Reproduce each line of the material exactly, minus any picture.
/---
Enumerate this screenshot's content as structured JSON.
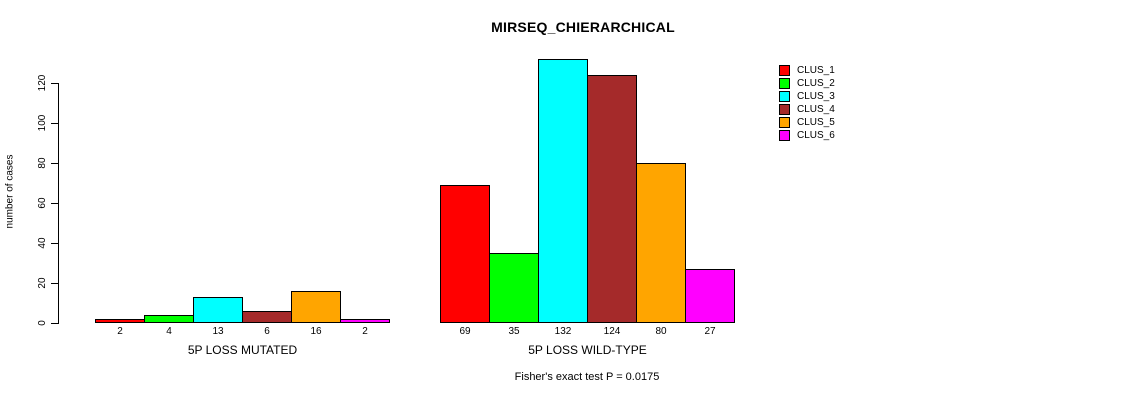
{
  "chart_data": {
    "type": "bar",
    "title": "MIRSEQ_CHIERARCHICAL",
    "ylabel": "number of cases",
    "xlabel": "",
    "ylim": [
      0,
      120
    ],
    "yticks": [
      0,
      20,
      40,
      60,
      80,
      100,
      120
    ],
    "grid": false,
    "legend_position": "top-right",
    "series": [
      {
        "name": "CLUS_1",
        "color": "#FF0000"
      },
      {
        "name": "CLUS_2",
        "color": "#00FF00"
      },
      {
        "name": "CLUS_3",
        "color": "#00FFFF"
      },
      {
        "name": "CLUS_4",
        "color": "#A52A2A"
      },
      {
        "name": "CLUS_5",
        "color": "#FFA500"
      },
      {
        "name": "CLUS_6",
        "color": "#FF00FF"
      }
    ],
    "groups": [
      {
        "label": "5P LOSS MUTATED",
        "values": [
          2,
          4,
          13,
          6,
          16,
          2
        ]
      },
      {
        "label": "5P LOSS WILD-TYPE",
        "values": [
          69,
          35,
          132,
          124,
          80,
          27
        ]
      }
    ],
    "bar_value_labels_shown": true,
    "annotation": "Fisher's exact test P = 0.0175",
    "colors": {
      "background": "#FFFFFF",
      "bar_border": "#000000",
      "axis": "#000000",
      "text": "#000000"
    }
  }
}
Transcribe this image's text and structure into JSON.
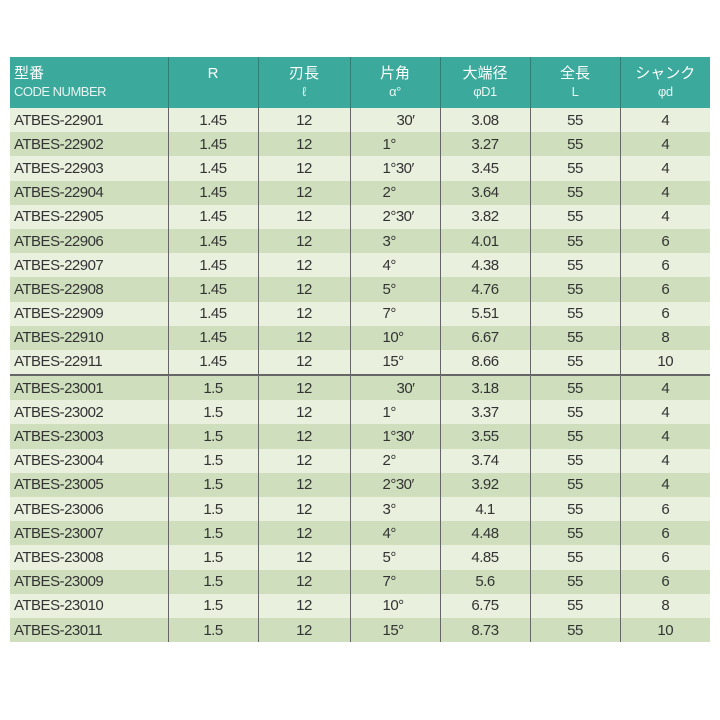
{
  "header": [
    {
      "label": "型番",
      "sub": "CODE NUMBER"
    },
    {
      "label": "R",
      "sub": ""
    },
    {
      "label": "刃長",
      "sub": "ℓ"
    },
    {
      "label": "片角",
      "sub": "α°"
    },
    {
      "label": "大端径",
      "sub": "φD1"
    },
    {
      "label": "全長",
      "sub": "L"
    },
    {
      "label": "シャンク",
      "sub": "φd"
    }
  ],
  "colors": {
    "header_bg": "#3ba99b",
    "row_light": "#e9f0de",
    "row_dark": "#cfdfbd"
  },
  "rows": [
    [
      "ATBES-22901",
      "1.45",
      "12",
      "30′",
      "3.08",
      "55",
      "4"
    ],
    [
      "ATBES-22902",
      "1.45",
      "12",
      "1°",
      "3.27",
      "55",
      "4"
    ],
    [
      "ATBES-22903",
      "1.45",
      "12",
      "1°30′",
      "3.45",
      "55",
      "4"
    ],
    [
      "ATBES-22904",
      "1.45",
      "12",
      "2°",
      "3.64",
      "55",
      "4"
    ],
    [
      "ATBES-22905",
      "1.45",
      "12",
      "2°30′",
      "3.82",
      "55",
      "4"
    ],
    [
      "ATBES-22906",
      "1.45",
      "12",
      "3°",
      "4.01",
      "55",
      "6"
    ],
    [
      "ATBES-22907",
      "1.45",
      "12",
      "4°",
      "4.38",
      "55",
      "6"
    ],
    [
      "ATBES-22908",
      "1.45",
      "12",
      "5°",
      "4.76",
      "55",
      "6"
    ],
    [
      "ATBES-22909",
      "1.45",
      "12",
      "7°",
      "5.51",
      "55",
      "6"
    ],
    [
      "ATBES-22910",
      "1.45",
      "12",
      "10°",
      "6.67",
      "55",
      "8"
    ],
    [
      "ATBES-22911",
      "1.45",
      "12",
      "15°",
      "8.66",
      "55",
      "10"
    ],
    [
      "ATBES-23001",
      "1.5",
      "12",
      "30′",
      "3.18",
      "55",
      "4"
    ],
    [
      "ATBES-23002",
      "1.5",
      "12",
      "1°",
      "3.37",
      "55",
      "4"
    ],
    [
      "ATBES-23003",
      "1.5",
      "12",
      "1°30′",
      "3.55",
      "55",
      "4"
    ],
    [
      "ATBES-23004",
      "1.5",
      "12",
      "2°",
      "3.74",
      "55",
      "4"
    ],
    [
      "ATBES-23005",
      "1.5",
      "12",
      "2°30′",
      "3.92",
      "55",
      "4"
    ],
    [
      "ATBES-23006",
      "1.5",
      "12",
      "3°",
      "4.1",
      "55",
      "6"
    ],
    [
      "ATBES-23007",
      "1.5",
      "12",
      "4°",
      "4.48",
      "55",
      "6"
    ],
    [
      "ATBES-23008",
      "1.5",
      "12",
      "5°",
      "4.85",
      "55",
      "6"
    ],
    [
      "ATBES-23009",
      "1.5",
      "12",
      "7°",
      "5.6",
      "55",
      "6"
    ],
    [
      "ATBES-23010",
      "1.5",
      "12",
      "10°",
      "6.75",
      "55",
      "8"
    ],
    [
      "ATBES-23011",
      "1.5",
      "12",
      "15°",
      "8.73",
      "55",
      "10"
    ]
  ]
}
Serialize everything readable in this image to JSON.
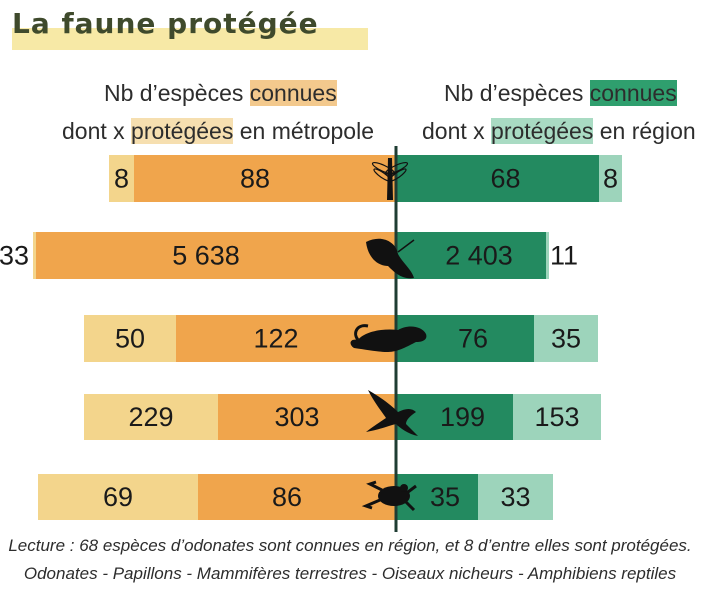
{
  "title": "La faune protégée",
  "header_left": {
    "line1_pre": "Nb d’espèces ",
    "line1_hl": "connues",
    "line2_pre": "dont x ",
    "line2_hl": "protégées",
    "line2_post": " en métropole"
  },
  "header_right": {
    "line1_pre": "Nb d’espèces ",
    "line1_hl": "connues",
    "line2_pre": "dont x ",
    "line2_hl": "protégées",
    "line2_post": " en région"
  },
  "colors": {
    "metro_known": "#f0a54c",
    "metro_protected": "#f3d58c",
    "region_known": "#238a60",
    "region_protected": "#9dd4bb",
    "axis": "#1f3d33"
  },
  "chart_data": {
    "type": "bar",
    "categories": [
      "Odonates",
      "Papillons",
      "Mammifères terrestres",
      "Oiseaux nicheurs",
      "Amphibiens reptiles"
    ],
    "icons": [
      "dragonfly-icon",
      "butterfly-icon",
      "otter-icon",
      "swallow-icon",
      "frog-icon"
    ],
    "series": [
      {
        "key": "metro_known",
        "labels": [
          "88",
          "5 638",
          "122",
          "303",
          "86"
        ],
        "values": [
          88,
          5638,
          122,
          303,
          86
        ]
      },
      {
        "key": "metro_protected",
        "labels": [
          "8",
          "33",
          "50",
          "229",
          "69"
        ],
        "values": [
          8,
          33,
          50,
          229,
          69
        ]
      },
      {
        "key": "region_known",
        "labels": [
          "68",
          "2 403",
          "76",
          "199",
          "35"
        ],
        "values": [
          68,
          2403,
          76,
          199,
          35
        ]
      },
      {
        "key": "region_protected",
        "labels": [
          "8",
          "11",
          "35",
          "153",
          "33"
        ],
        "values": [
          8,
          11,
          35,
          153,
          33
        ]
      }
    ]
  },
  "caption_lecture": "Lecture : 68 espèces d’odonates sont connues en région, et 8  d’entre elles sont protégées.",
  "caption_legend": "Odonates - Papillons - Mammifères terrestres - Oiseaux nicheurs - Amphibiens reptiles"
}
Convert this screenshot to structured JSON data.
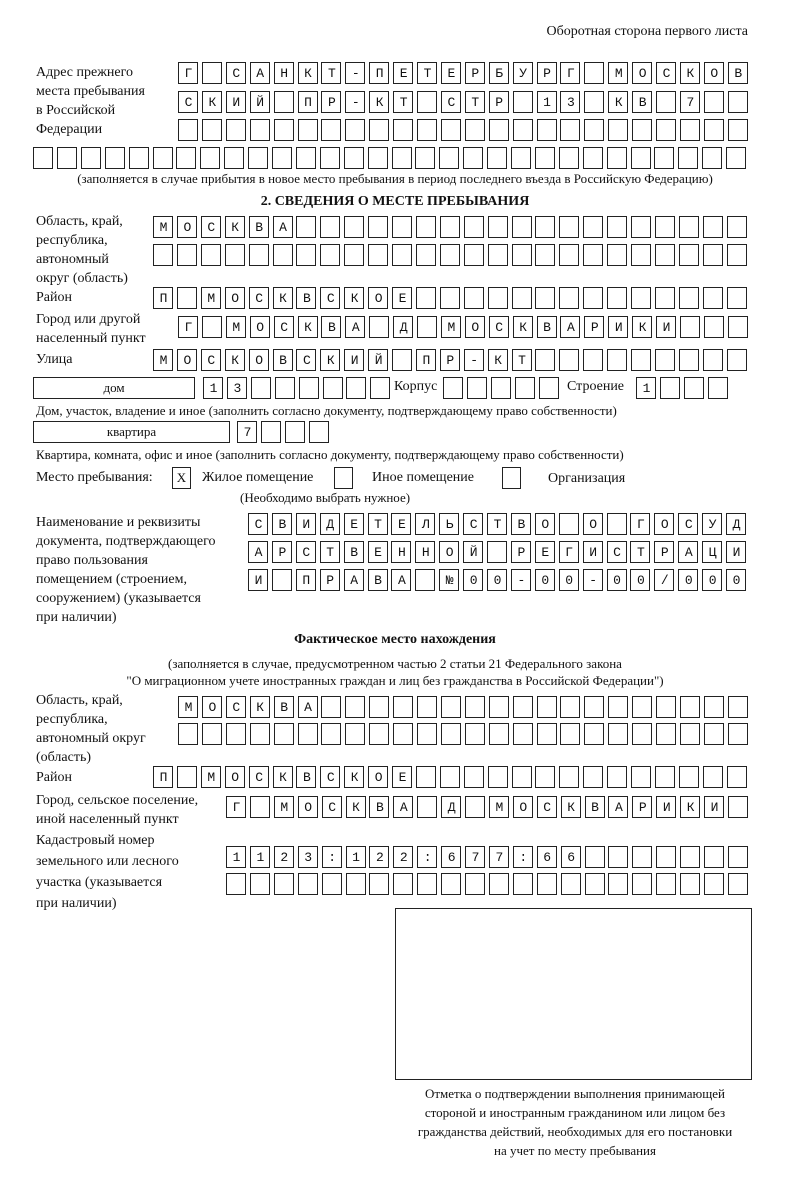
\---
** CORRECT RESULT **
Enumerate this screenshot's content as structured JSON.
{
  "chart_data": {
    "type": "bar",
    "title": "MIRSEQ_CHIERARCHICAL",
    "ylabel": "number of cases",
    "xlabel": "",
    "ylim": [
      0,
      120
    ],
    "yticks": [
      0,
      20,
      40,
      60,
      80,
      100,
      120
    ],
    "grid": false,
    "legend_position": "top-right",
    "series": [
      {
        "name": "CLUS_1",
        "color": "#FF0000"
      },
      {
        "name": "CLUS_2",
        "color": "#00FF00"
      },
      {
        "name": "CLUS_3",
        "color": "#00FFFF"
      },
      {
        "name": "CLUS_4",
        "color": "#A52A2A"
      },
      {
        "name": "CLUS_5",
        "color": "#FFA500"
      },
      {
        "name": "CLUS_6",
        "color": "#FF00FF"
      }
    ],
    "groups": [
      {
        "label": "5P LOSS MUTATED",
        "values": [
          2,
          4,
          13,
          6,
          16,
          2
        ]
      },
      {
        "label": "5P LOSS WILD-TYPE",
        "values": [
          69,
          35,
          132,
          124,
          80,
          27
        ]
      }
    ],
    "bar_value_labels_shown": true,
    "annotation": "Fisher's exact test P = 0.0175",
    "colors": {
      "background": "#FFFFFF",
      "bar_border": "#000000",
      "axis": "#000000",
      "text": "#000000"
    }
  }
}
Transcribe this image's text and structure into JSON.
{
  "header": [
    {
      "label": "型番",
      "sub": "CODE NUMBER"
    },
    {
      "label": "R",
      "sub": ""
    },
    {
      "label": "刃長",
      "sub": "ℓ"
    },
    {
      "label": "片角",
      "sub": "α°"
    },
    {
      "label": "大端径",
      "sub": "φD1"
    },
    {
      "label": "全長",
      "sub": "L"
    },
    {
      "label": "シャンク",
      "sub": "φd"
    }
  ],
  "colors": {
    "header_bg": "#3ba99b",
    "row_light": "#e9f0de",
    "row_dark": "#cfdfbd"
  },
  "rows": [
    [
      "ATBES-22901",
      "1.45",
      "12",
      "30′",
      "3.08",
      "55",
      "4"
    ],
    [
      "ATBES-22902",
      "1.45",
      "12",
      "1°",
      "3.27",
      "55",
      "4"
    ],
    [
      "ATBES-22903",
      "1.45",
      "12",
      "1°30′",
      "3.45",
      "55",
      "4"
    ],
    [
      "ATBES-22904",
      "1.45",
      "12",
      "2°",
      "3.64",
      "55",
      "4"
    ],
    [
      "ATBES-22905",
      "1.45",
      "12",
      "2°30′",
      "3.82",
      "55",
      "4"
    ],
    [
      "ATBES-22906",
      "1.45",
      "12",
      "3°",
      "4.01",
      "55",
      "6"
    ],
    [
      "ATBES-22907",
      "1.45",
      "12",
      "4°",
      "4.38",
      "55",
      "6"
    ],
    [
      "ATBES-22908",
      "1.45",
      "12",
      "5°",
      "4.76",
      "55",
      "6"
    ],
    [
      "ATBES-22909",
      "1.45",
      "12",
      "7°",
      "5.51",
      "55",
      "6"
    ],
    [
      "ATBES-22910",
      "1.45",
      "12",
      "10°",
      "6.67",
      "55",
      "8"
    ],
    [
      "ATBES-22911",
      "1.45",
      "12",
      "15°",
      "8.66",
      "55",
      "10"
    ],
    [
      "ATBES-23001",
      "1.5",
      "12",
      "30′",
      "3.18",
      "55",
      "4"
    ],
    [
      "ATBES-23002",
      "1.5",
      "12",
      "1°",
      "3.37",
      "55",
      "4"
    ],
    [
      "ATBES-23003",
      "1.5",
      "12",
      "1°30′",
      "3.55",
      "55",
      "4"
    ],
    [
      "ATBES-23004",
      "1.5",
      "12",
      "2°",
      "3.74",
      "55",
      "4"
    ],
    [
      "ATBES-23005",
      "1.5",
      "12",
      "2°30′",
      "3.92",
      "55",
      "4"
    ],
    [
      "ATBES-23006",
      "1.5",
      "12",
      "3°",
      "4.1",
      "55",
      "6"
    ],
    [
      "ATBES-23007",
      "1.5",
      "12",
      "4°",
      "4.48",
      "55",
      "6"
    ],
    [
      "ATBES-23008",
      "1.5",
      "12",
      "5°",
      "4.85",
      "55",
      "6"
    ],
    [
      "ATBES-23009",
      "1.5",
      "12",
      "7°",
      "5.6",
      "55",
      "6"
    ],
    [
      "ATBES-23010",
      "1.5",
      "12",
      "10°",
      "6.75",
      "55",
      "8"
    ],
    [
      "ATBES-23011",
      "1.5",
      "12",
      "15°",
      "8.73",
      "55",
      "10"
    ]
  ]
}
Serialize everything readable in this image to JSON.
{
  "title": "La faune protégée",
  "header_left": {
    "line1_pre": "Nb d’espèces ",
    "line1_hl": "connues",
    "line2_pre": "dont x ",
    "line2_hl": "protégées",
    "line2_post": " en métropole"
  },
  "header_right": {
    "line1_pre": "Nb d’espèces ",
    "line1_hl": "connues",
    "line2_pre": "dont x ",
    "line2_hl": "protégées",
    "line2_post": " en région"
  },
  "colors": {
    "metro_known": "#f0a54c",
    "metro_protected": "#f3d58c",
    "region_known": "#238a60",
    "region_protected": "#9dd4bb",
    "axis": "#1f3d33"
  },
  "chart_data": {
    "type": "bar",
    "categories": [
      "Odonates",
      "Papillons",
      "Mammifères terrestres",
      "Oiseaux nicheurs",
      "Amphibiens reptiles"
    ],
    "icons": [
      "dragonfly-icon",
      "butterfly-icon",
      "otter-icon",
      "swallow-icon",
      "frog-icon"
    ],
    "series": [
      {
        "key": "metro_known",
        "labels": [
          "88",
          "5 638",
          "122",
          "303",
          "86"
        ],
        "values": [
          88,
          5638,
          122,
          303,
          86
        ]
      },
      {
        "key": "metro_protected",
        "labels": [
          "8",
          "33",
          "50",
          "229",
          "69"
        ],
        "values": [
          8,
          33,
          50,
          229,
          69
        ]
      },
      {
        "key": "region_known",
        "labels": [
          "68",
          "2 403",
          "76",
          "199",
          "35"
        ],
        "values": [
          68,
          2403,
          76,
          199,
          35
        ]
      },
      {
        "key": "region_protected",
        "labels": [
          "8",
          "11",
          "35",
          "153",
          "33"
        ],
        "values": [
          8,
          11,
          35,
          153,
          33
        ]
      }
    ]
  },
  "caption_lecture": "Lecture : 68 espèces d’odonates sont connues en région, et 8  d’entre elles sont protégées.",
  "caption_legend": "Odonates - Papillons - Mammifères terrestres - Oiseaux nicheurs - Amphibiens reptiles"
}
Convert this screenshot to structured JSON data.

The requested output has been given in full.